I don't think it will scan again until the # of queued notifications is cut in half.  I looked in 1.0.0 and 1.1.0 and I think while loops linked below should hold off on the scan until the queue halves.

https://urldefense.proofpoint.com/v2/url?u=https-3A__github.com_apache_fluo_blob_rel_fluo-2D1.0.0-2Dincubating_modules_core_src_main_java_org_apache_fluo_core_worker_finder_hash_ScanTask.java-23L85&d=DwIFaQ&c=Nwf-pp4xtYRe0sCRVM8_LWH54joYF7EKmrYIdfxIq10&r=vuVdzYC2kksVZR5STiFwDpzJ7CrMHCgeo_4WXTD0qo8&m=btY_WNg1O7SuwcHi1m2ksRp3ggzrI7nJlnC2B5cHgaU&s=BRyQS2DPBtEfUvHT-JKBXPWABrSyihP6yaJcfE1BJFQ&e=
https://urldefense.proofpoint.com/v2/url?u=https-3A__github.com_apache_fluo_blob_rel_fluo-2D1.1.0-2Dincubating_modules_core_src_main_java_org_apache_fluo_core_worker_finder_hash_ScanTask.java-23L88&d=DwIFaQ&c=Nwf-pp4xtYRe0sCRVM8_LWH54joYF7EKmrYIdfxIq10&r=vuVdzYC2kksVZR5STiFwDpzJ7CrMHCgeo_4WXTD0qo8&m=btY_WNg1O7SuwcHi1m2ksRp3ggzrI7nJlnC2B5cHgaU&s=ZxURCZE5k65I008z7o4UQGsm6o0mBtJnwV_N6Y668oM&e=

Were you able to find the ScanTask debug messages in the worker logs?
Below are the log messages int the code to give a sense of what to look for.

§ **Data listing**:

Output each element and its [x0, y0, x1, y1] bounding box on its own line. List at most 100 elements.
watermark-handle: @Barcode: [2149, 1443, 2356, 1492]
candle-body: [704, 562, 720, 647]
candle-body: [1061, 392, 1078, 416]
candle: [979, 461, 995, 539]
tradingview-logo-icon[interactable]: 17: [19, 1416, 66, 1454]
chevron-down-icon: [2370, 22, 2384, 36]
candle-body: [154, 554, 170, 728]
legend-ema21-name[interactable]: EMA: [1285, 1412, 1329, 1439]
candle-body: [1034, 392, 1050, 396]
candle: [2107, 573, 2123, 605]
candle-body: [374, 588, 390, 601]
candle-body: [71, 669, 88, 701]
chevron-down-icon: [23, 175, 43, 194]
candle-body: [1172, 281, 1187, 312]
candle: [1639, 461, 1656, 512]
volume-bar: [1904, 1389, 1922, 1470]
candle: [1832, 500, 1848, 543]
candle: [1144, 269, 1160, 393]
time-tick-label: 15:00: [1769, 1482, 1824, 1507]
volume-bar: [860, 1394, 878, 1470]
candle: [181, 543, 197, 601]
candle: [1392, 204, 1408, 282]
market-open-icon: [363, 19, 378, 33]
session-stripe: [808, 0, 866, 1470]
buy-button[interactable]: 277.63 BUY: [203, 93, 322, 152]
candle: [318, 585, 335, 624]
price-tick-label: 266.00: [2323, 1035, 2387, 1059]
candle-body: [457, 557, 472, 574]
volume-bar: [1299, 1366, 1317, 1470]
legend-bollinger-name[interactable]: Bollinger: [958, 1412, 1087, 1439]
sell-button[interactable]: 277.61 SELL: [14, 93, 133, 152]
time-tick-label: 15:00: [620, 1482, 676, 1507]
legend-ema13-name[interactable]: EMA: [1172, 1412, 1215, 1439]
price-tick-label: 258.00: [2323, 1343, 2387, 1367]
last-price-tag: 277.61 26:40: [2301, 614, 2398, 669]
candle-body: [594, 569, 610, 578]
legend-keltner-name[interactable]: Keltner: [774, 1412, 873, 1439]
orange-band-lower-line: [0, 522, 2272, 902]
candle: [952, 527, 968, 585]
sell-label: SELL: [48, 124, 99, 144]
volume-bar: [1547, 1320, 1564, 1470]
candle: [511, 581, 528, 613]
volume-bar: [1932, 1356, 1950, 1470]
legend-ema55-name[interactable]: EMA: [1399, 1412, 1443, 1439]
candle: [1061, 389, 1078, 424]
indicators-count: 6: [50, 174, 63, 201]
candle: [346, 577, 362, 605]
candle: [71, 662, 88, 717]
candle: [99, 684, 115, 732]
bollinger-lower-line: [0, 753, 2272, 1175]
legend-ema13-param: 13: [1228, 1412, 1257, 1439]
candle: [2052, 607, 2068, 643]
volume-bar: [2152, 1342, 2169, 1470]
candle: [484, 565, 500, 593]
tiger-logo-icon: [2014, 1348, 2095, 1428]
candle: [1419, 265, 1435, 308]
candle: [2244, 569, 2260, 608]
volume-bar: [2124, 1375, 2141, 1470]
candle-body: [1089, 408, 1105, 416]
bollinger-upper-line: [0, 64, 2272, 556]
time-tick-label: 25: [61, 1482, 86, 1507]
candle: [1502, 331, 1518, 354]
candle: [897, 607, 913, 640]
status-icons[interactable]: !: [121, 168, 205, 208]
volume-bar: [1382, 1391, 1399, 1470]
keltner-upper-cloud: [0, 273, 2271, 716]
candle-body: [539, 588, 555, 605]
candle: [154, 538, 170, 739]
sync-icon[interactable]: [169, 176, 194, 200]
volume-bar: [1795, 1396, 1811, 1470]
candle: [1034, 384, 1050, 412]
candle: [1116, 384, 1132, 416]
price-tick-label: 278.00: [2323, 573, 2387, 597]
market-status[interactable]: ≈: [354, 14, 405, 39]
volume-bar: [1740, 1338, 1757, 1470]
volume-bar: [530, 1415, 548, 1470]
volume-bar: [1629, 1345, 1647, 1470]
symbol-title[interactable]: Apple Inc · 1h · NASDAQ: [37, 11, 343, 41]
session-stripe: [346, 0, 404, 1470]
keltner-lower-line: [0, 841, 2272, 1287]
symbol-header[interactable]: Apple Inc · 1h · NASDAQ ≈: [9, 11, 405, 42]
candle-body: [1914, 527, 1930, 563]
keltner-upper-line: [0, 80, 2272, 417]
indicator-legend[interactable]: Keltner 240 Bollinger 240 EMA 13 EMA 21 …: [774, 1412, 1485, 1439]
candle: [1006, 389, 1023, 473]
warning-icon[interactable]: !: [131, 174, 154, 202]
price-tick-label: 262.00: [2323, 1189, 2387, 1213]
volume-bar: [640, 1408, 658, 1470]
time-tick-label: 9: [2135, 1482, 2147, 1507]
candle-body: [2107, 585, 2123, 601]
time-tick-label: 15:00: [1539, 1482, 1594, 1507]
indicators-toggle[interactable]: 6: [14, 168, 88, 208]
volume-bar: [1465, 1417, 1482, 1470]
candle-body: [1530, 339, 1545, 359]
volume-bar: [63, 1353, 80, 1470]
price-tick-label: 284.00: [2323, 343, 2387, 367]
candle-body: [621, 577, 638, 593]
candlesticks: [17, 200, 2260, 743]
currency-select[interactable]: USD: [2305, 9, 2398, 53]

§ **Task directions**:
Reproduce the text about when ScanTask scans again, word for word and in full. The entries play no part in this exercise.

§ **The output**:
I don't think it will scan again until the # of queued notifications is cut in half.  I looked in 1.0.0 and 1.1.0 and I think while loops linked below should hold off on the scan until the queue halves.

https://urldefense.proofpoint.com/v2/url?u=https-3A__github.com_apache_fluo_blob_rel_fluo-2D1.0.0-2Dincubating_modules_core_src_main_java_org_apache_fluo_core_worker_finder_hash_ScanTask.java-23L85&d=DwIFaQ&c=Nwf-pp4xtYRe0sCRVM8_LWH54joYF7EKmrYIdfxIq10&r=vuVdzYC2kksVZR5STiFwDpzJ7CrMHCgeo_4WXTD0qo8&m=btY_WNg1O7SuwcHi1m2ksRp3ggzrI7nJlnC2B5cHgaU&s=BRyQS2DPBtEfUvHT-JKBXPWABrSyihP6yaJcfE1BJFQ&e=
https://urldefense.proofpoint.com/v2/url?u=https-3A__github.com_apache_fluo_blob_rel_fluo-2D1.1.0-2Dincubating_modules_core_src_main_java_org_apache_fluo_core_worker_finder_hash_ScanTask.java-23L88&d=DwIFaQ&c=Nwf-pp4xtYRe0sCRVM8_LWH54joYF7EKmrYIdfxIq10&r=vuVdzYC2kksVZR5STiFwDpzJ7CrMHCgeo_4WXTD0qo8&m=btY_WNg1O7SuwcHi1m2ksRp3ggzrI7nJlnC2B5cHgaU&s=ZxURCZE5k65I008z7o4UQGsm6o0mBtJnwV_N6Y668oM&e=

Were you able to find the ScanTask debug messages in the worker logs?
Below are the log messages int the code to give a sense of what to look for.